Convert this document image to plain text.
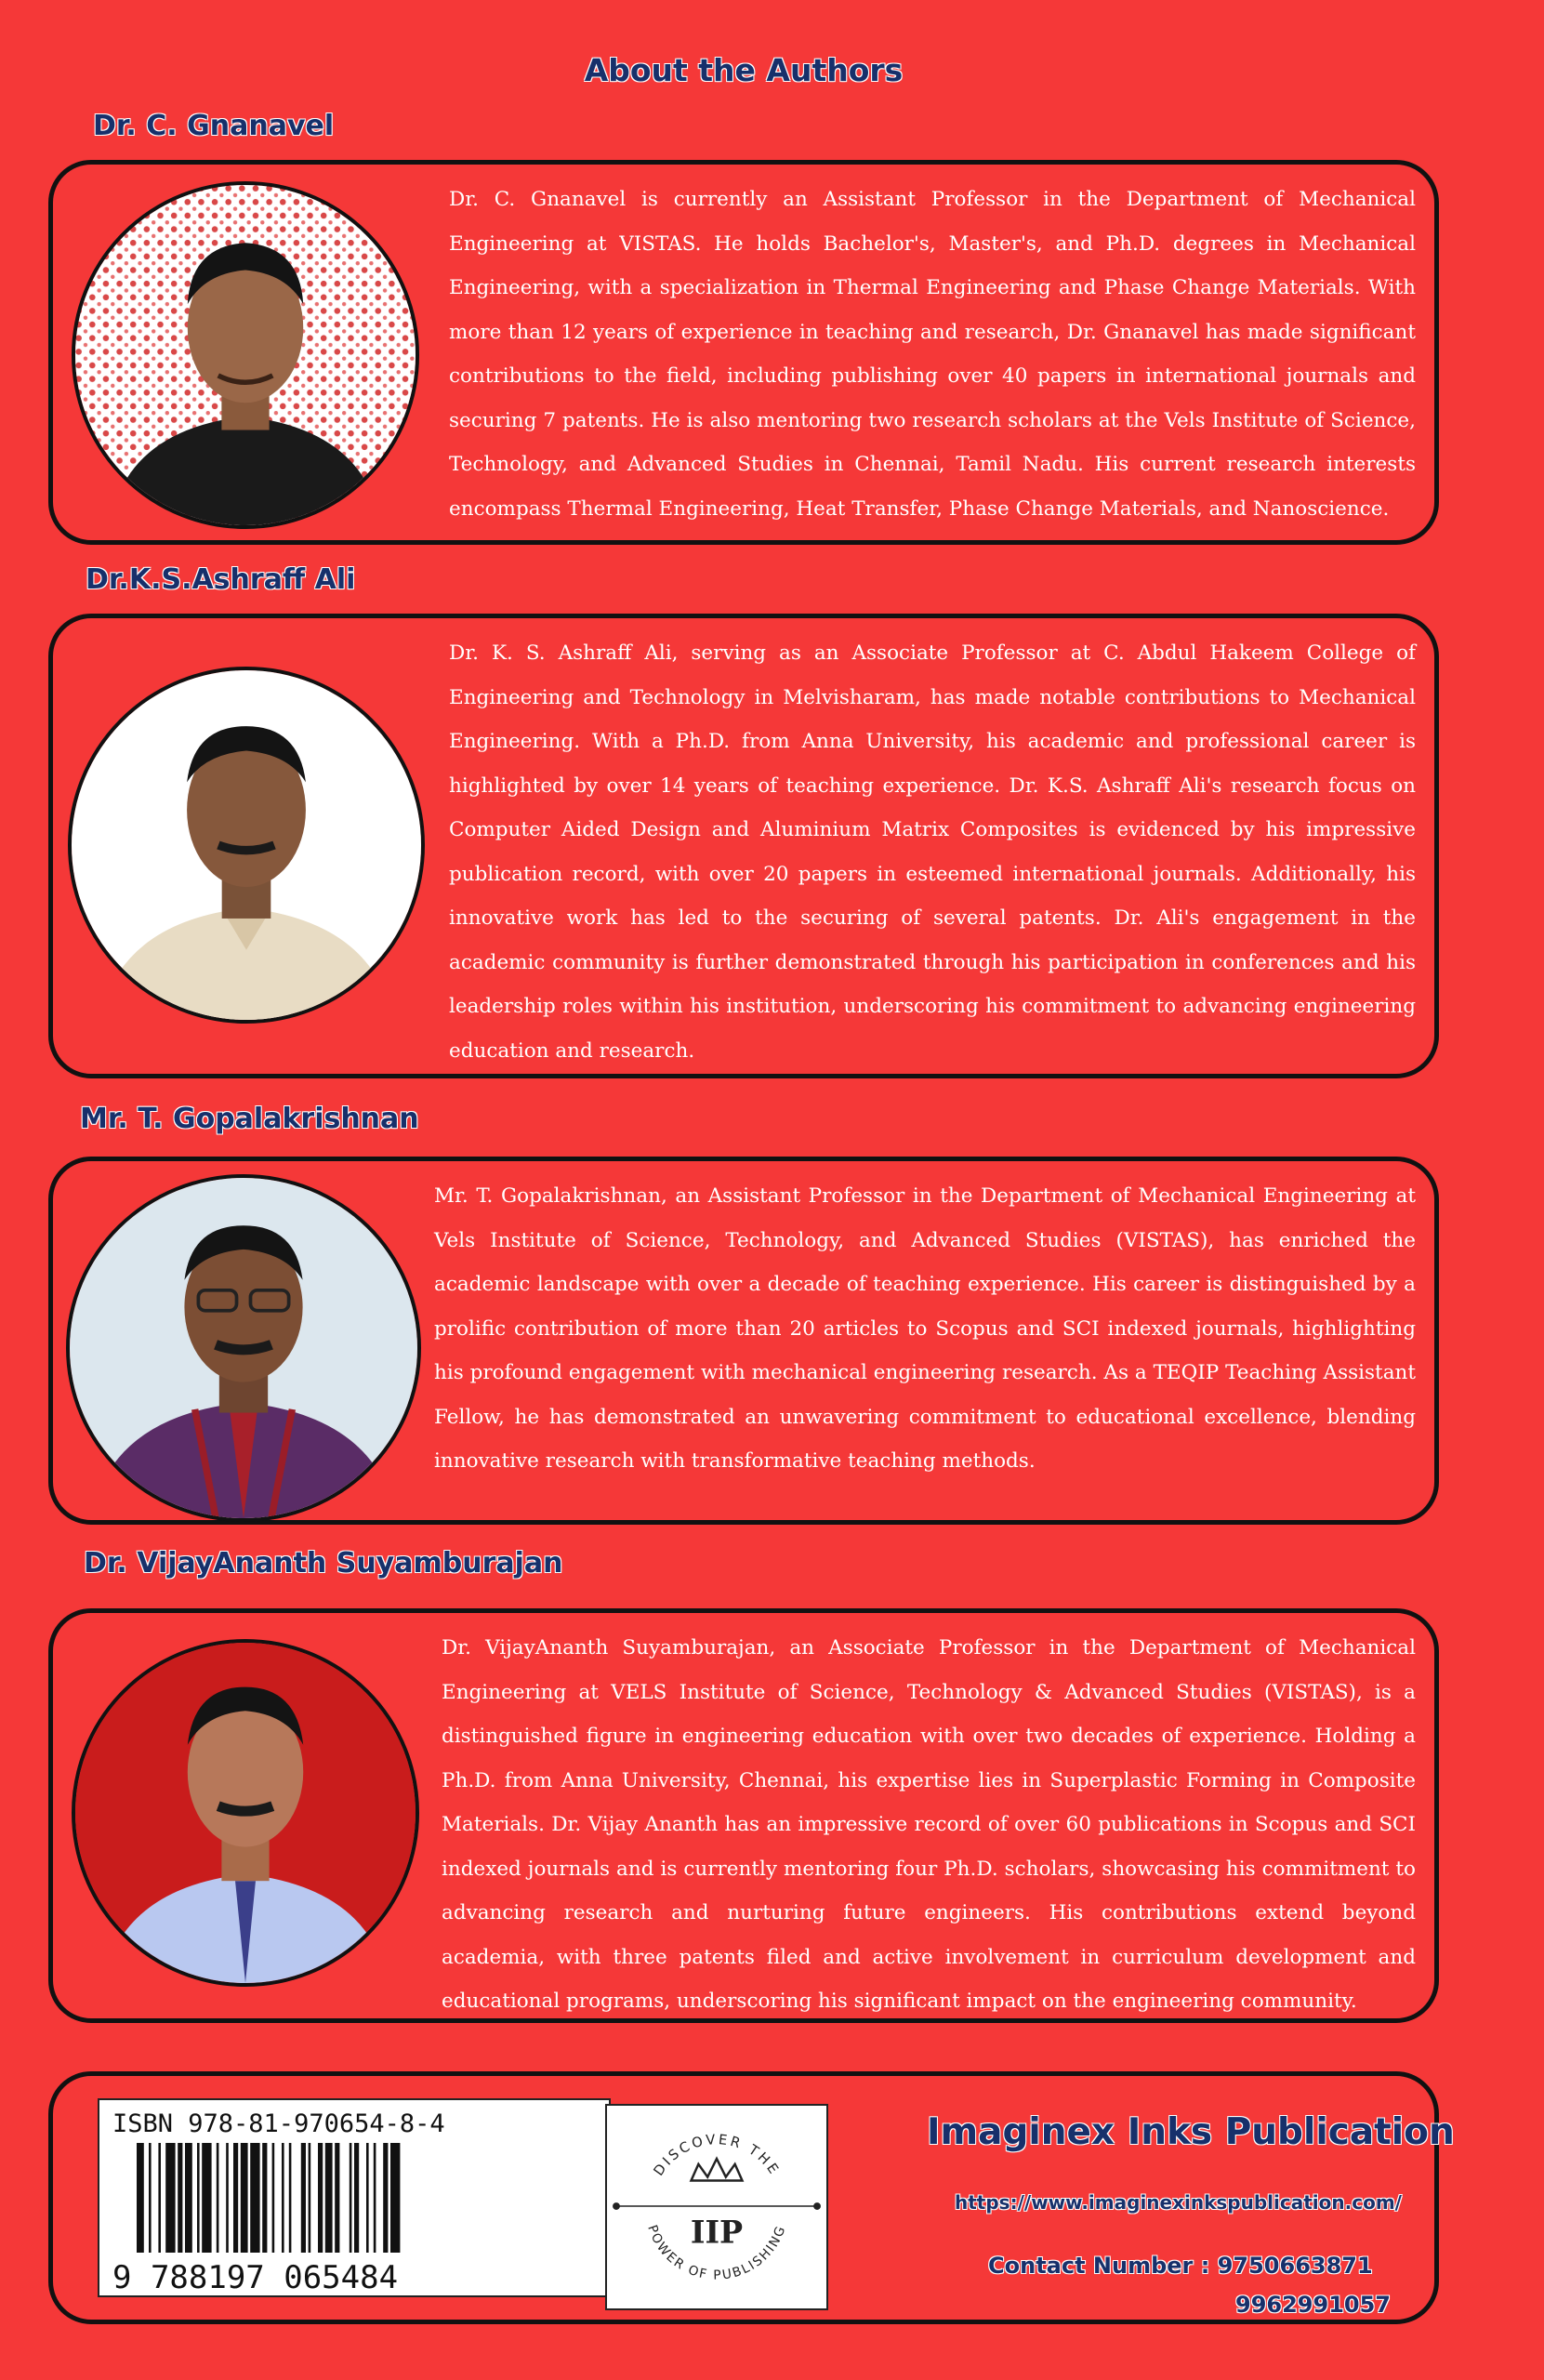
About the Authors
Dr. C. Gnanavel

Dr. C. Gnanavel is currently an Assistant Professor in the Department of Mechanical Engineering at VISTAS. He holds Bachelor's, Master's, and Ph.D. degrees in Mechanical Engineering, with a specialization in Thermal Engineering and Phase Change Materials. With more than 12 years of experience in teaching and research, Dr. Gnanavel has made significant contributions to the field, including publishing over 40 papers in international journals and securing 7 patents. He is also mentoring two research scholars at the Vels Institute of Science, Technology, and Advanced Studies in Chennai, Tamil Nadu. His current research interests encompass Thermal Engineering, Heat Transfer, Phase Change Materials, and Nanoscience.

Dr.K.S.Ashraff Ali

Dr. K. S. Ashraff Ali, serving as an Associate Professor at C. Abdul Hakeem College of Engineering and Technology in Melvisharam, has made notable contributions to Mechanical Engineering. With a Ph.D. from Anna University, his academic and professional career is highlighted by over 14 years of teaching experience. Dr. K.S. Ashraff Ali's research focus on Computer Aided Design and Aluminium Matrix Composites is evidenced by his impressive publication record, with over 20 papers in esteemed international journals. Additionally, his innovative work has led to the securing of several patents. Dr. Ali's engagement in the academic community is further demonstrated through his participation in conferences and his leadership roles within his institution, underscoring his commitment to advancing engineering education and research.

Mr. T. Gopalakrishnan

Mr. T. Gopalakrishnan, an Assistant Professor in the Department of Mechanical Engineering at Vels Institute of Science, Technology, and Advanced Studies (VISTAS), has enriched the academic landscape with over a decade of teaching experience. His career is distinguished by a prolific contribution of more than 20 articles to Scopus and SCI indexed journals, highlighting his profound engagement with mechanical engineering research. As a TEQIP Teaching Assistant Fellow, he has demonstrated an unwavering commitment to educational excellence, blending innovative research with transformative teaching methods.

Dr. VijayAnanth Suyamburajan

Dr. VijayAnanth Suyamburajan, an Associate Professor in the Department of Mechanical Engineering at VELS Institute of Science, Technology & Advanced Studies (VISTAS), is a distinguished figure in engineering education with over two decades of experience. Holding a Ph.D. from Anna University, Chennai, his expertise lies in Superplastic Forming in Composite Materials. Dr. Vijay Ananth has an impressive record of over 60 publications in Scopus and SCI indexed journals and is currently mentoring four Ph.D. scholars, showcasing his commitment to advancing research and nurturing future engineers. His contributions extend beyond academia, with three patents filed and active involvement in curriculum development and educational programs, underscoring his significant impact on the engineering community.

ISBN 978-81-970654-8-4
9 788197 065484
DISCOVER THE
POWER OF PUBLISHING
IIP
Imaginex Inks Publication
https://www.imaginexinkspublication.com/
Contact Number : 9750663871
9962991057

■ WRITTEN PROBLEM
Write out every line of the entries that holds the word "Gnanavel".

■ ANSWER TO THIS PROBLEM
Dr. C. Gnanavel
Dr. C. Gnanavel is currently an Assistant Professor in the Department of Mechanical Engineering at VISTAS. He holds Bachelor's, Master's, and Ph.D. degrees in Mechanical Engineering, with a specialization in Thermal Engineering and Phase Change Materials. With more than 12 years of experience in teaching and research, Dr. Gnanavel has made significant contributions to the field, including publishing over 40 papers in international journals and securing 7 patents. He is also mentoring two research scholars at the Vels Institute of Science, Technology, and Advanced Studies in Chennai, Tamil Nadu. His current research interests encompass Thermal Engineering, Heat Transfer, Phase Change Materials, and Nanoscience.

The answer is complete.